— START OF Given data —

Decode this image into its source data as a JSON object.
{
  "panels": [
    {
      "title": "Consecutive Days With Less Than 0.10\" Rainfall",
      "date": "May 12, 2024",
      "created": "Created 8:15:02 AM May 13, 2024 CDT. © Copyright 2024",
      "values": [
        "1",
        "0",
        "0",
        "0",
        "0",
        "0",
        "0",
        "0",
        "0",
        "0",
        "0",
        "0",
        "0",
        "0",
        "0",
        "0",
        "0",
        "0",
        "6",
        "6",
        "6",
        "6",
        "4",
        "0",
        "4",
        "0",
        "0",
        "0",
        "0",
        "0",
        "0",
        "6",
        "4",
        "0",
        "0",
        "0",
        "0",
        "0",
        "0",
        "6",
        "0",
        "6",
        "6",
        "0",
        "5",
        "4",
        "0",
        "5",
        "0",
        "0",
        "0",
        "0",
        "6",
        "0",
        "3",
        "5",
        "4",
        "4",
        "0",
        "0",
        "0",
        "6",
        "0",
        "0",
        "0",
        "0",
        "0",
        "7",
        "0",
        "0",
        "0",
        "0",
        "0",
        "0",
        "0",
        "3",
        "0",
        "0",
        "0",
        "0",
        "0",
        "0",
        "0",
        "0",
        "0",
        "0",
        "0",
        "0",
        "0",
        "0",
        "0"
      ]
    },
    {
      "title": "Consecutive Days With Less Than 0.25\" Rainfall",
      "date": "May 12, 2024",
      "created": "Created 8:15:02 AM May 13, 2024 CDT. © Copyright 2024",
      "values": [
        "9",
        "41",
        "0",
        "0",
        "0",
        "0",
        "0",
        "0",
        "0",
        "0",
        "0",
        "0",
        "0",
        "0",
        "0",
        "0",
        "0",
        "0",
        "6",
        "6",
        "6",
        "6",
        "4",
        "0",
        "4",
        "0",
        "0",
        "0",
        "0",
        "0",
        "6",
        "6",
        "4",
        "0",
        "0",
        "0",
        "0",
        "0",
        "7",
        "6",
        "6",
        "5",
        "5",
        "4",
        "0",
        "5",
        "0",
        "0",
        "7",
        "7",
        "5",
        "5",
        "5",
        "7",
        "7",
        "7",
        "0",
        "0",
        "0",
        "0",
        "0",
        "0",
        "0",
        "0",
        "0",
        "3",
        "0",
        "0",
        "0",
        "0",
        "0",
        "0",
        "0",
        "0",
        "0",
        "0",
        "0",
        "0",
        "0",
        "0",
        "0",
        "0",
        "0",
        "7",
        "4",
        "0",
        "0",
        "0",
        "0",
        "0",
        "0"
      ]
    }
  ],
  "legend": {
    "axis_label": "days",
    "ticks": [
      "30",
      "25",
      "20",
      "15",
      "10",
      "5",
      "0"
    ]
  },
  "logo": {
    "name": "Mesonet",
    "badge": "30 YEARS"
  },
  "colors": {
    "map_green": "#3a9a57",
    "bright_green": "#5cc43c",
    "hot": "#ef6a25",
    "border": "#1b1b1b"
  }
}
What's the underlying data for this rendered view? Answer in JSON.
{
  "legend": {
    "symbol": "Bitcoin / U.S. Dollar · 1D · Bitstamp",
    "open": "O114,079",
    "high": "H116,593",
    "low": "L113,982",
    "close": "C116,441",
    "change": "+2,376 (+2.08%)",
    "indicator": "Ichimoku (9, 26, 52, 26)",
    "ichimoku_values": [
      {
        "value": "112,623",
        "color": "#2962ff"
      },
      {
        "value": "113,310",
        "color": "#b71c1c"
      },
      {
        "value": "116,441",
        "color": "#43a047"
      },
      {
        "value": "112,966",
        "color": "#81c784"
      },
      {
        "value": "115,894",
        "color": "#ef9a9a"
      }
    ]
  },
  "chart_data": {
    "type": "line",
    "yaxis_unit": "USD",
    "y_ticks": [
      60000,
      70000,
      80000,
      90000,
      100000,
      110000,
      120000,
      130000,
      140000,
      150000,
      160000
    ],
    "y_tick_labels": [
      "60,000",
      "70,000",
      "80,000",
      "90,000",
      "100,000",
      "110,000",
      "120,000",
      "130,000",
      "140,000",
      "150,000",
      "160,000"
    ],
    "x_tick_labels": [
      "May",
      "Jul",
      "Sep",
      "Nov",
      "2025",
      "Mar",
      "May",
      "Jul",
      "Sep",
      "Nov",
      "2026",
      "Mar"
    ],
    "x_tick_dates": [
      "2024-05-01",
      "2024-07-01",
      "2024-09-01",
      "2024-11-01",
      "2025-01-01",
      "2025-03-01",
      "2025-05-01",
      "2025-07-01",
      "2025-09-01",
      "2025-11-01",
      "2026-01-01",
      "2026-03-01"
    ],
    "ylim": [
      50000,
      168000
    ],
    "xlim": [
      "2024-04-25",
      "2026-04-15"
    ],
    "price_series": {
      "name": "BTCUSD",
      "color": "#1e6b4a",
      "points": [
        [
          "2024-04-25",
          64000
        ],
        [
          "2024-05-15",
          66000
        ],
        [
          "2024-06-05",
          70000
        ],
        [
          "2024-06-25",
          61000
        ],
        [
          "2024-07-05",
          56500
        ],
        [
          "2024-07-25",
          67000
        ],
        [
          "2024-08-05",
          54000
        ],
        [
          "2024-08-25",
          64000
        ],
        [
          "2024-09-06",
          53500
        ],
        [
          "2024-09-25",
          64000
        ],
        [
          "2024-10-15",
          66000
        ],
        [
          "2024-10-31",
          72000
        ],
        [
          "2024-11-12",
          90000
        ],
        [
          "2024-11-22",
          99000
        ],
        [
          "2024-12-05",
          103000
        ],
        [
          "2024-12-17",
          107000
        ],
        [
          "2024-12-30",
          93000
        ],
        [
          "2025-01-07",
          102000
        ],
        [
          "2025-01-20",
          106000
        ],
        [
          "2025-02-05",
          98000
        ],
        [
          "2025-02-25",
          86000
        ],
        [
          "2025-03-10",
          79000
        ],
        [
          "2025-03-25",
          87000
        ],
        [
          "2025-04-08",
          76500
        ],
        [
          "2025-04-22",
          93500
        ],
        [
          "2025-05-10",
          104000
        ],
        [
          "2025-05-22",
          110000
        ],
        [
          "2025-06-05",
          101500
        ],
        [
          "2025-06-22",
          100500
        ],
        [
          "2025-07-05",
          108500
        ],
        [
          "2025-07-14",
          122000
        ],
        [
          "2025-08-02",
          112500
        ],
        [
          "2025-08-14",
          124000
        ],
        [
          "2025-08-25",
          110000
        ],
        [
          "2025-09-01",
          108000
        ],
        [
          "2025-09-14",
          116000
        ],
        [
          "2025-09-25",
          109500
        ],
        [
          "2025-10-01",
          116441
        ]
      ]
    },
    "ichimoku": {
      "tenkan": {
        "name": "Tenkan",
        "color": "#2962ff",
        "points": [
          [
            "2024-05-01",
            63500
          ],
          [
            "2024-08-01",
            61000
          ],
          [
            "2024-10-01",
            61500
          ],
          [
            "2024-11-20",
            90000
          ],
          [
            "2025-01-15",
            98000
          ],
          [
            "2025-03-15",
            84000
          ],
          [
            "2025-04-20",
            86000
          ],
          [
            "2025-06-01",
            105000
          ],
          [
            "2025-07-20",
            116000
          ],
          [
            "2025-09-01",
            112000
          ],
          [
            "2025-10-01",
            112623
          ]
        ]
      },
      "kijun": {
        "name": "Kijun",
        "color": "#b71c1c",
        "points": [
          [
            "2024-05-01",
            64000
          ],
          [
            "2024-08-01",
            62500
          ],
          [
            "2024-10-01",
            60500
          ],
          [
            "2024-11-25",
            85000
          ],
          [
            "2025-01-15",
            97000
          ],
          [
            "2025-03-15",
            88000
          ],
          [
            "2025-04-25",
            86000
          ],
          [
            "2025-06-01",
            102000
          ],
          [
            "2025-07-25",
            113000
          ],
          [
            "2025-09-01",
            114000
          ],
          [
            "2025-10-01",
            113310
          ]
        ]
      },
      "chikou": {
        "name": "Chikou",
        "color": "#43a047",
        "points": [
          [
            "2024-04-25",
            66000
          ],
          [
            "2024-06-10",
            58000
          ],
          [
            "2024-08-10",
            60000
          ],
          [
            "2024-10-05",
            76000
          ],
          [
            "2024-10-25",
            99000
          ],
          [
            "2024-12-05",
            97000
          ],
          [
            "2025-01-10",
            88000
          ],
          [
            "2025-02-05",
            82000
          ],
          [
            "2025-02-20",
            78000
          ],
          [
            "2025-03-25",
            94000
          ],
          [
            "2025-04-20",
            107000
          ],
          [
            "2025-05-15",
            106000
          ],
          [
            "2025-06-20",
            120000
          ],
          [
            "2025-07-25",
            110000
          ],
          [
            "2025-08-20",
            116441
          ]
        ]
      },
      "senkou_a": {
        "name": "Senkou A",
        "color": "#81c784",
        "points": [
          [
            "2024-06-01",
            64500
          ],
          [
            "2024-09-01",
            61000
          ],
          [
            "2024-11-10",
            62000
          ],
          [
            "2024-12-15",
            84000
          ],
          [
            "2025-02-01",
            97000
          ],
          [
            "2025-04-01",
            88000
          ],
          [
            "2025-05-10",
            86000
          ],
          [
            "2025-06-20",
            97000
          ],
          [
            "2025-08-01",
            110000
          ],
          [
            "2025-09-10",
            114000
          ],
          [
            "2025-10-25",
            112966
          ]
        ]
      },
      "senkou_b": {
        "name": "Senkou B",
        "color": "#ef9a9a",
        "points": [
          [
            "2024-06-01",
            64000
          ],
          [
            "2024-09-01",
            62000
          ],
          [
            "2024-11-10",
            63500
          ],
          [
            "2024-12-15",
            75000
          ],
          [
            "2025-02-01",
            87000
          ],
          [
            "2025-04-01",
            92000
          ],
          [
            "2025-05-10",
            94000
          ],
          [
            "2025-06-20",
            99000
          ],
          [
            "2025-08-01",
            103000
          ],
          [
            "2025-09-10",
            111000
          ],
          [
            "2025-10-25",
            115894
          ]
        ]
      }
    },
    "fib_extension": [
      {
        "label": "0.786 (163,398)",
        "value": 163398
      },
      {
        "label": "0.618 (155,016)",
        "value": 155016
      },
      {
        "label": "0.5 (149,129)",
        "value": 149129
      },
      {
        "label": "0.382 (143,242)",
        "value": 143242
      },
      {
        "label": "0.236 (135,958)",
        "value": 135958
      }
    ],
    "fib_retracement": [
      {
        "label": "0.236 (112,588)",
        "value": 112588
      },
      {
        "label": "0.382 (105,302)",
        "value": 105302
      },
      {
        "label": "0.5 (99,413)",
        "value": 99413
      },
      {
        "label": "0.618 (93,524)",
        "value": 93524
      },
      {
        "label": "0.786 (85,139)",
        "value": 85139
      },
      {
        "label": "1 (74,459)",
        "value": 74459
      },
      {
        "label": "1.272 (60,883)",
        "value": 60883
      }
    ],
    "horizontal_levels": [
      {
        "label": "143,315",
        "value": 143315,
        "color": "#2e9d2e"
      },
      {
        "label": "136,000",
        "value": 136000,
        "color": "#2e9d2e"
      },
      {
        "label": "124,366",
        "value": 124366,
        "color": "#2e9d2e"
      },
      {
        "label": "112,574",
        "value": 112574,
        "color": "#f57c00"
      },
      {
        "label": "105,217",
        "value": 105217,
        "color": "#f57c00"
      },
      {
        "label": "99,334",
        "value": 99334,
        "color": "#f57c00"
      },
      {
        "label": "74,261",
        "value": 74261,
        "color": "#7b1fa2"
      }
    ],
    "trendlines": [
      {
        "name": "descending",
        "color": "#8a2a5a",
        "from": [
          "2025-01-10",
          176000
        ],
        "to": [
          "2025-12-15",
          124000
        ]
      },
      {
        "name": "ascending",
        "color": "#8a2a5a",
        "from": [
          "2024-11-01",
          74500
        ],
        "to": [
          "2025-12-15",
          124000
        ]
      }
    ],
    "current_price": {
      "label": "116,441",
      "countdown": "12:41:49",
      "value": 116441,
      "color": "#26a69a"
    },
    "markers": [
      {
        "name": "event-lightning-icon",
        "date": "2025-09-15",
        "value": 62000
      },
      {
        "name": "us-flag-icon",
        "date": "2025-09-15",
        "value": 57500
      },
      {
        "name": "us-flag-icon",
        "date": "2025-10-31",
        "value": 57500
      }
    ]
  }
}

— END OF Given data —

### Task objective
Return a copy of every line that includes the word "Less".

### Problem solution
      "title": "Consecutive Days With Less Than 0.10\" Rainfall",
      "title": "Consecutive Days With Less Than 0.25\" Rainfall",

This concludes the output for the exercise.